Start of RECORDS FOR THIS TASK

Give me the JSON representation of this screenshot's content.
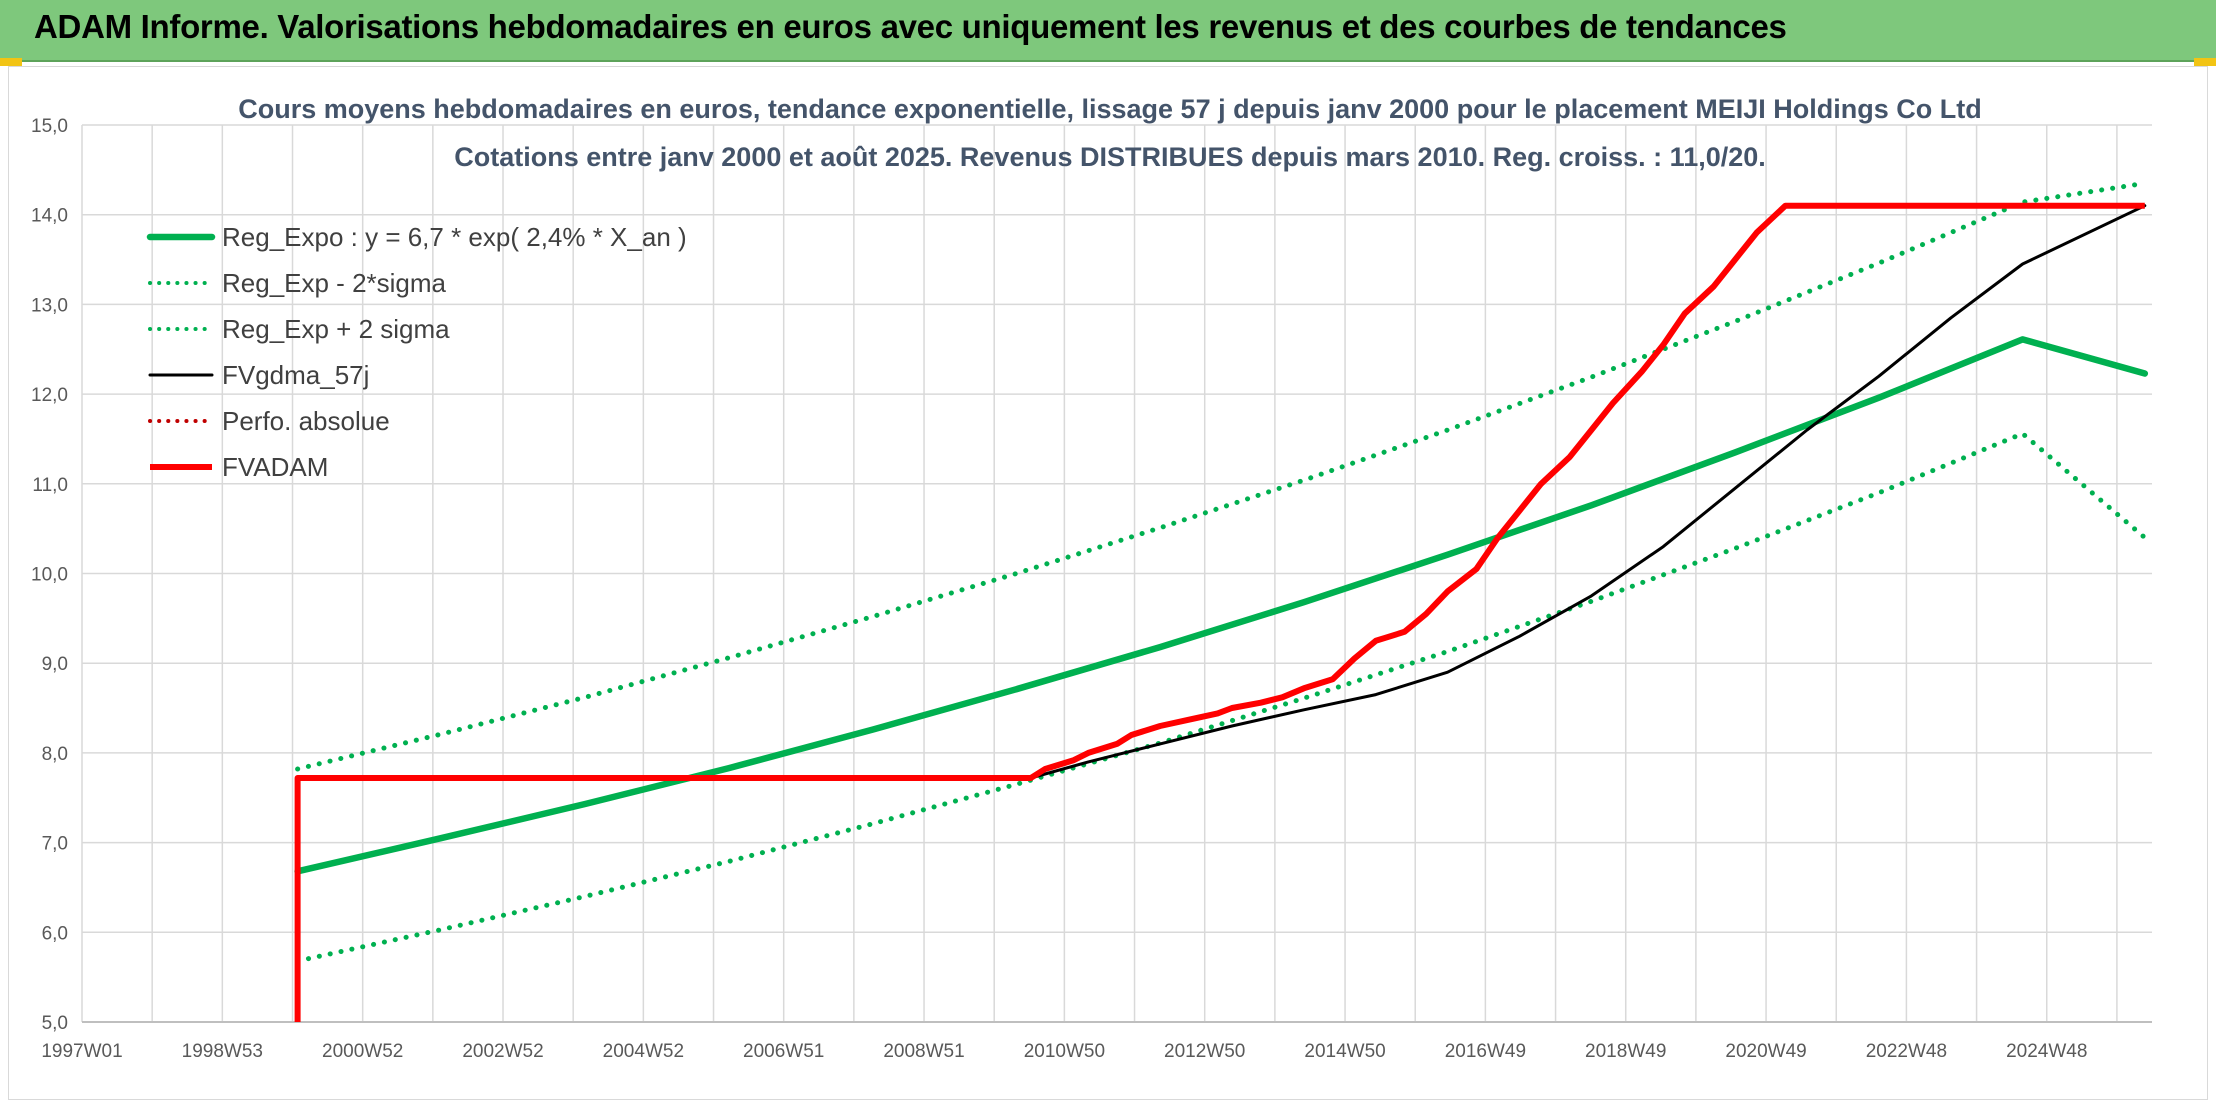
{
  "header": {
    "title": "ADAM Informe. Valorisations hebdomadaires en euros avec uniquement les revenus et des courbes de tendances"
  },
  "colors": {
    "banner": "#7ec87c",
    "reg_expo": "#00b050",
    "fvgdma": "#000000",
    "fvadam": "#ff0000",
    "grid": "#d9d9d9"
  },
  "chart_data": {
    "type": "line",
    "title": "Cours moyens hebdomadaires en euros, tendance exponentielle, lissage 57 j depuis janv 2000 pour le placement MEIJI Holdings Co Ltd",
    "subtitle": "Cotations entre janv 2000 et août 2025. Revenus DISTRIBUES depuis mars 2010. Reg. croiss. : 11,0/20.",
    "xlabel": "",
    "ylabel": "",
    "x_ticks": [
      "1997W01",
      "1998W53",
      "2000W52",
      "2002W52",
      "2004W52",
      "2006W51",
      "2008W51",
      "2010W50",
      "2012W50",
      "2014W50",
      "2016W49",
      "2018W49",
      "2020W49",
      "2022W48",
      "2024W48"
    ],
    "y_ticks": [
      "5,0",
      "6,0",
      "7,0",
      "8,0",
      "9,0",
      "10,0",
      "11,0",
      "12,0",
      "13,0",
      "14,0",
      "15,0"
    ],
    "xlim": [
      1997.0,
      2025.8
    ],
    "ylim": [
      5,
      15
    ],
    "grid": true,
    "legend_position": "top-left",
    "series": [
      {
        "name": "Reg_Expo : y = 6,7 * exp( 2,4% *  X_an )",
        "style": "solid",
        "color": "#00b050",
        "x": [
          2000.0,
          2002.0,
          2004.0,
          2006.0,
          2008.0,
          2010.0,
          2012.0,
          2014.0,
          2016.0,
          2018.0,
          2020.0,
          2022.0,
          2024.0,
          2025.7
        ],
        "y": [
          6.68,
          7.05,
          7.43,
          7.83,
          8.26,
          8.71,
          9.18,
          9.68,
          10.21,
          10.76,
          11.35,
          11.96,
          12.61,
          12.23
        ]
      },
      {
        "name": "Reg_Exp - 2*sigma",
        "style": "dotted",
        "color": "#00b050",
        "x": [
          2000.0,
          2002.0,
          2004.0,
          2006.0,
          2008.0,
          2010.0,
          2012.0,
          2014.0,
          2016.0,
          2018.0,
          2020.0,
          2022.0,
          2024.0,
          2025.7
        ],
        "y": [
          5.68,
          6.03,
          6.4,
          6.79,
          7.21,
          7.65,
          8.11,
          8.61,
          9.13,
          9.69,
          10.28,
          10.9,
          11.56,
          10.4
        ]
      },
      {
        "name": "Reg_Exp + 2 sigma",
        "style": "dotted",
        "color": "#00b050",
        "x": [
          2000.0,
          2002.0,
          2004.0,
          2006.0,
          2008.0,
          2010.0,
          2012.0,
          2014.0,
          2016.0,
          2018.0,
          2020.0,
          2022.0,
          2024.0,
          2025.7
        ],
        "y": [
          7.82,
          8.21,
          8.62,
          9.06,
          9.52,
          10.0,
          10.51,
          11.04,
          11.6,
          12.19,
          12.81,
          13.46,
          14.14,
          14.35
        ]
      },
      {
        "name": "FVgdma_57j",
        "style": "solid",
        "color": "#000000",
        "x": [
          2000.0,
          2010.2,
          2011.0,
          2012.0,
          2013.0,
          2014.0,
          2015.0,
          2016.0,
          2017.0,
          2018.0,
          2019.0,
          2020.0,
          2021.0,
          2022.0,
          2023.0,
          2024.0,
          2025.7
        ],
        "y": [
          7.72,
          7.72,
          7.9,
          8.1,
          8.3,
          8.48,
          8.65,
          8.9,
          9.3,
          9.75,
          10.3,
          10.95,
          11.6,
          12.2,
          12.85,
          13.45,
          14.1
        ]
      },
      {
        "name": "Perfo. absolue",
        "style": "dotted",
        "color": "#c00000",
        "x": [],
        "y": []
      },
      {
        "name": "FVADAM",
        "style": "solid",
        "color": "#ff0000",
        "x": [
          2000.0,
          2000.0,
          2010.2,
          2010.4,
          2010.8,
          2011.0,
          2011.4,
          2011.6,
          2012.0,
          2012.4,
          2012.8,
          2013.0,
          2013.4,
          2013.7,
          2014.0,
          2014.4,
          2014.7,
          2015.0,
          2015.4,
          2015.7,
          2016.0,
          2016.4,
          2016.7,
          2017.0,
          2017.3,
          2017.7,
          2018.0,
          2018.3,
          2018.7,
          2019.0,
          2019.3,
          2019.7,
          2020.0,
          2020.3,
          2020.7,
          2021.0,
          2021.3,
          2021.7,
          2022.0,
          2022.3,
          2022.7,
          2023.0,
          2023.3,
          2023.7,
          2024.0,
          2024.3,
          2024.7,
          2025.0,
          2025.7
        ],
        "y": [
          5.0,
          7.72,
          7.72,
          7.82,
          7.92,
          8.0,
          8.1,
          8.2,
          8.3,
          8.37,
          8.44,
          8.5,
          8.56,
          8.62,
          8.72,
          8.82,
          9.05,
          9.25,
          9.35,
          9.55,
          9.8,
          10.05,
          10.4,
          10.7,
          11.0,
          11.3,
          11.6,
          11.9,
          12.25,
          12.55,
          12.9,
          13.2,
          13.5,
          13.8,
          14.1,
          14.1,
          14.1,
          14.1,
          14.1,
          14.1,
          14.1,
          14.1,
          14.1,
          14.1,
          14.1,
          14.1,
          14.1,
          14.1,
          14.1
        ]
      }
    ]
  }
}
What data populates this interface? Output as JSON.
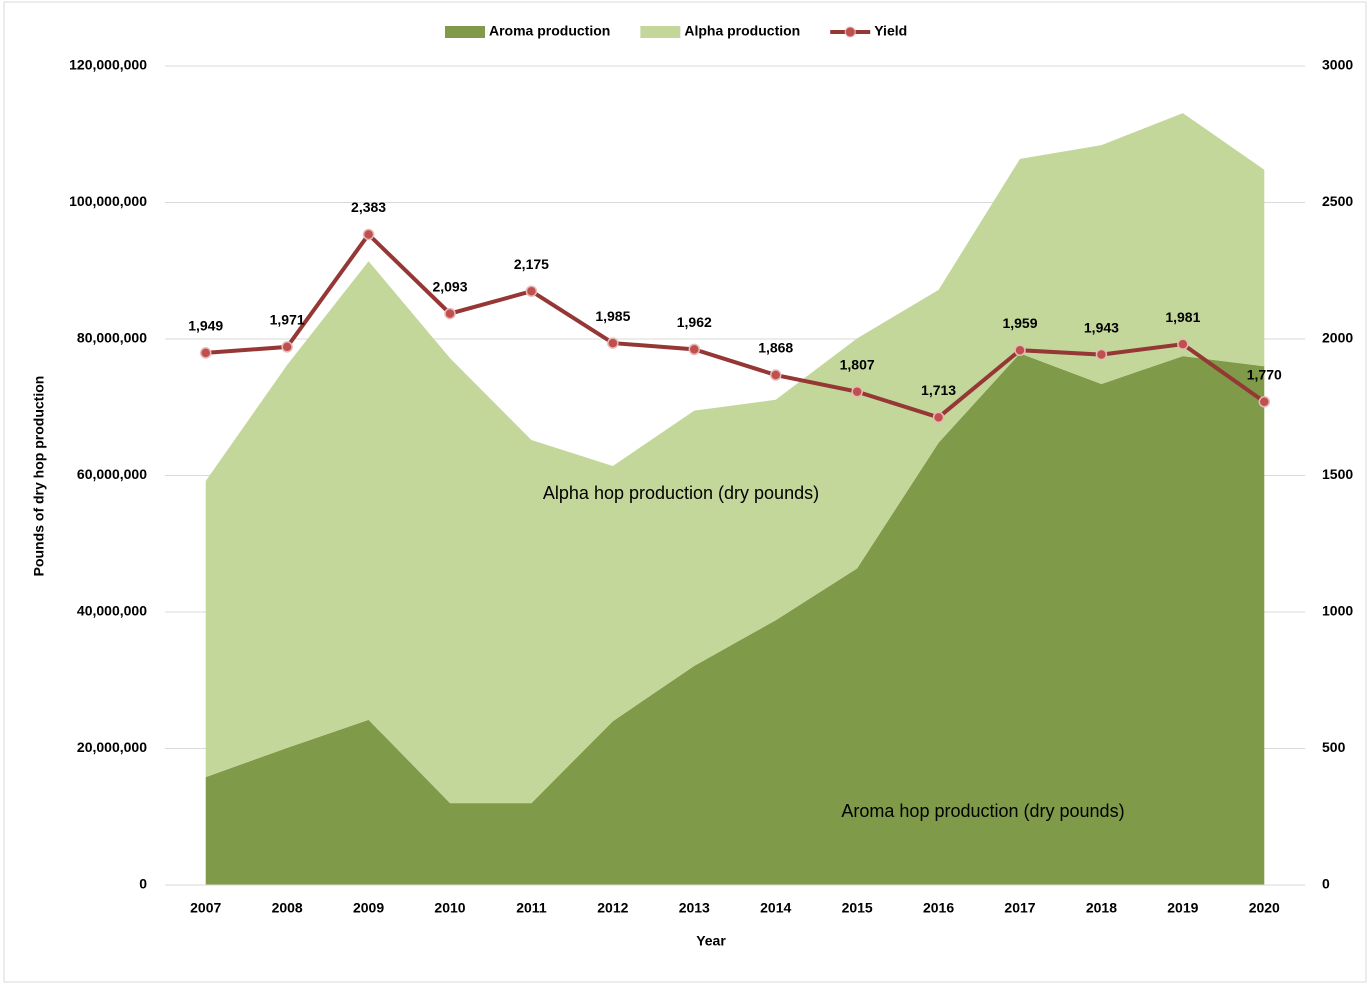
{
  "chart_data": {
    "type": "area_line",
    "x_label": "Year",
    "y_label": "Pounds of dry hop production",
    "categories": [
      "2007",
      "2008",
      "2009",
      "2010",
      "2011",
      "2012",
      "2013",
      "2014",
      "2015",
      "2016",
      "2017",
      "2018",
      "2019",
      "2020"
    ],
    "series": [
      {
        "name": "Aroma production",
        "type": "area",
        "stacked": true,
        "color": "#7f9a48",
        "values": [
          15800000,
          20100000,
          24200000,
          12000000,
          12000000,
          24000000,
          32100000,
          38800000,
          46400000,
          64800000,
          77900000,
          73400000,
          77500000,
          76000000
        ]
      },
      {
        "name": "Alpha production",
        "type": "area",
        "stacked": true,
        "color": "#c4d79b",
        "values": [
          43400000,
          56100000,
          67200000,
          65200000,
          53200000,
          37400000,
          37400000,
          32300000,
          33700000,
          22400000,
          28500000,
          35000000,
          35600000,
          28800000
        ]
      },
      {
        "name": "Yield",
        "type": "line",
        "axis": "y2",
        "color": "#953735",
        "marker_color": "#c0504d",
        "values": [
          1949,
          1971,
          2383,
          2093,
          2175,
          1985,
          1962,
          1868,
          1807,
          1713,
          1959,
          1943,
          1981,
          1770
        ],
        "value_labels": [
          "1,949",
          "1,971",
          "2,383",
          "2,093",
          "2,175",
          "1,985",
          "1,962",
          "1,868",
          "1,807",
          "1,713",
          "1,959",
          "1,943",
          "1,981",
          "1,770"
        ]
      }
    ],
    "annotations": [
      "Alpha hop production (dry pounds)",
      "Aroma hop production (dry pounds)"
    ],
    "ylim": [
      0,
      120000000
    ],
    "yticks": [
      0,
      {
        "value": 20000000,
        "label": "20,000,000"
      },
      {
        "value": 40000000,
        "label": "40,000,000"
      },
      {
        "value": 60000000,
        "label": "60,000,000"
      },
      {
        "value": 80000000,
        "label": "80,000,000"
      },
      {
        "value": 100000000,
        "label": "100,000,000"
      },
      {
        "value": 120000000,
        "label": "120,000,000"
      }
    ],
    "y2lim": [
      0,
      3000
    ],
    "y2ticks": [
      0,
      500,
      1000,
      1500,
      2000,
      2500,
      3000
    ],
    "grid": true,
    "legend": "top"
  }
}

End of RECORDS FOR THIS TASK

*TASK:* Copy out each record shown above without alteration, skipping any picture.

*RESULT:*
Give me the JSON representation of this screenshot's content.
{
  "header": {
    "title": "ADAM Informe. Valorisations hebdomadaires en euros avec uniquement les revenus et des courbes de tendances"
  },
  "colors": {
    "banner": "#7ec87c",
    "reg_expo": "#00b050",
    "fvgdma": "#000000",
    "fvadam": "#ff0000",
    "grid": "#d9d9d9"
  },
  "chart_data": {
    "type": "line",
    "title": "Cours moyens hebdomadaires en euros, tendance exponentielle, lissage 57 j depuis janv 2000 pour le placement MEIJI Holdings Co Ltd",
    "subtitle": "Cotations entre janv 2000 et août 2025. Revenus DISTRIBUES depuis mars 2010. Reg. croiss. : 11,0/20.",
    "xlabel": "",
    "ylabel": "",
    "x_ticks": [
      "1997W01",
      "1998W53",
      "2000W52",
      "2002W52",
      "2004W52",
      "2006W51",
      "2008W51",
      "2010W50",
      "2012W50",
      "2014W50",
      "2016W49",
      "2018W49",
      "2020W49",
      "2022W48",
      "2024W48"
    ],
    "y_ticks": [
      "5,0",
      "6,0",
      "7,0",
      "8,0",
      "9,0",
      "10,0",
      "11,0",
      "12,0",
      "13,0",
      "14,0",
      "15,0"
    ],
    "xlim": [
      1997.0,
      2025.8
    ],
    "ylim": [
      5,
      15
    ],
    "grid": true,
    "legend_position": "top-left",
    "series": [
      {
        "name": "Reg_Expo : y = 6,7 * exp( 2,4% *  X_an )",
        "style": "solid",
        "color": "#00b050",
        "x": [
          2000.0,
          2002.0,
          2004.0,
          2006.0,
          2008.0,
          2010.0,
          2012.0,
          2014.0,
          2016.0,
          2018.0,
          2020.0,
          2022.0,
          2024.0,
          2025.7
        ],
        "y": [
          6.68,
          7.05,
          7.43,
          7.83,
          8.26,
          8.71,
          9.18,
          9.68,
          10.21,
          10.76,
          11.35,
          11.96,
          12.61,
          12.23
        ]
      },
      {
        "name": "Reg_Exp - 2*sigma",
        "style": "dotted",
        "color": "#00b050",
        "x": [
          2000.0,
          2002.0,
          2004.0,
          2006.0,
          2008.0,
          2010.0,
          2012.0,
          2014.0,
          2016.0,
          2018.0,
          2020.0,
          2022.0,
          2024.0,
          2025.7
        ],
        "y": [
          5.68,
          6.03,
          6.4,
          6.79,
          7.21,
          7.65,
          8.11,
          8.61,
          9.13,
          9.69,
          10.28,
          10.9,
          11.56,
          10.4
        ]
      },
      {
        "name": "Reg_Exp + 2 sigma",
        "style": "dotted",
        "color": "#00b050",
        "x": [
          2000.0,
          2002.0,
          2004.0,
          2006.0,
          2008.0,
          2010.0,
          2012.0,
          2014.0,
          2016.0,
          2018.0,
          2020.0,
          2022.0,
          2024.0,
          2025.7
        ],
        "y": [
          7.82,
          8.21,
          8.62,
          9.06,
          9.52,
          10.0,
          10.51,
          11.04,
          11.6,
          12.19,
          12.81,
          13.46,
          14.14,
          14.35
        ]
      },
      {
        "name": "FVgdma_57j",
        "style": "solid",
        "color": "#000000",
        "x": [
          2000.0,
          2010.2,
          2011.0,
          2012.0,
          2013.0,
          2014.0,
          2015.0,
          2016.0,
          2017.0,
          2018.0,
          2019.0,
          2020.0,
          2021.0,
          2022.0,
          2023.0,
          2024.0,
          2025.7
        ],
        "y": [
          7.72,
          7.72,
          7.9,
          8.1,
          8.3,
          8.48,
          8.65,
          8.9,
          9.3,
          9.75,
          10.3,
          10.95,
          11.6,
          12.2,
          12.85,
          13.45,
          14.1
        ]
      },
      {
        "name": "Perfo. absolue",
        "style": "dotted",
        "color": "#c00000",
        "x": [],
        "y": []
      },
      {
        "name": "FVADAM",
        "style": "solid",
        "color": "#ff0000",
        "x": [
          2000.0,
          2000.0,
          2010.2,
          2010.4,
          2010.8,
          2011.0,
          2011.4,
          2011.6,
          2012.0,
          2012.4,
          2012.8,
          2013.0,
          2013.4,
          2013.7,
          2014.0,
          2014.4,
          2014.7,
          2015.0,
          2015.4,
          2015.7,
          2016.0,
          2016.4,
          2016.7,
          2017.0,
          2017.3,
          2017.7,
          2018.0,
          2018.3,
          2018.7,
          2019.0,
          2019.3,
          2019.7,
          2020.0,
          2020.3,
          2020.7,
          2021.0,
          2021.3,
          2021.7,
          2022.0,
          2022.3,
          2022.7,
          2023.0,
          2023.3,
          2023.7,
          2024.0,
          2024.3,
          2024.7,
          2025.0,
          2025.7
        ],
        "y": [
          5.0,
          7.72,
          7.72,
          7.82,
          7.92,
          8.0,
          8.1,
          8.2,
          8.3,
          8.37,
          8.44,
          8.5,
          8.56,
          8.62,
          8.72,
          8.82,
          9.05,
          9.25,
          9.35,
          9.55,
          9.8,
          10.05,
          10.4,
          10.7,
          11.0,
          11.3,
          11.6,
          11.9,
          12.25,
          12.55,
          12.9,
          13.2,
          13.5,
          13.8,
          14.1,
          14.1,
          14.1,
          14.1,
          14.1,
          14.1,
          14.1,
          14.1,
          14.1,
          14.1,
          14.1,
          14.1,
          14.1,
          14.1,
          14.1
        ]
      }
    ]
  }
}
What data populates this interface? Output as JSON.
{
  "chart_data": {
    "type": "area_line",
    "x_label": "Year",
    "y_label": "Pounds of dry hop production",
    "categories": [
      "2007",
      "2008",
      "2009",
      "2010",
      "2011",
      "2012",
      "2013",
      "2014",
      "2015",
      "2016",
      "2017",
      "2018",
      "2019",
      "2020"
    ],
    "series": [
      {
        "name": "Aroma production",
        "type": "area",
        "stacked": true,
        "color": "#7f9a48",
        "values": [
          15800000,
          20100000,
          24200000,
          12000000,
          12000000,
          24000000,
          32100000,
          38800000,
          46400000,
          64800000,
          77900000,
          73400000,
          77500000,
          76000000
        ]
      },
      {
        "name": "Alpha production",
        "type": "area",
        "stacked": true,
        "color": "#c4d79b",
        "values": [
          43400000,
          56100000,
          67200000,
          65200000,
          53200000,
          37400000,
          37400000,
          32300000,
          33700000,
          22400000,
          28500000,
          35000000,
          35600000,
          28800000
        ]
      },
      {
        "name": "Yield",
        "type": "line",
        "axis": "y2",
        "color": "#953735",
        "marker_color": "#c0504d",
        "values": [
          1949,
          1971,
          2383,
          2093,
          2175,
          1985,
          1962,
          1868,
          1807,
          1713,
          1959,
          1943,
          1981,
          1770
        ],
        "value_labels": [
          "1,949",
          "1,971",
          "2,383",
          "2,093",
          "2,175",
          "1,985",
          "1,962",
          "1,868",
          "1,807",
          "1,713",
          "1,959",
          "1,943",
          "1,981",
          "1,770"
        ]
      }
    ],
    "annotations": [
      "Alpha hop production (dry pounds)",
      "Aroma hop production (dry pounds)"
    ],
    "ylim": [
      0,
      120000000
    ],
    "yticks": [
      0,
      {
        "value": 20000000,
        "label": "20,000,000"
      },
      {
        "value": 40000000,
        "label": "40,000,000"
      },
      {
        "value": 60000000,
        "label": "60,000,000"
      },
      {
        "value": 80000000,
        "label": "80,000,000"
      },
      {
        "value": 100000000,
        "label": "100,000,000"
      },
      {
        "value": 120000000,
        "label": "120,000,000"
      }
    ],
    "y2lim": [
      0,
      3000
    ],
    "y2ticks": [
      0,
      500,
      1000,
      1500,
      2000,
      2500,
      3000
    ],
    "grid": true,
    "legend": "top"
  }
}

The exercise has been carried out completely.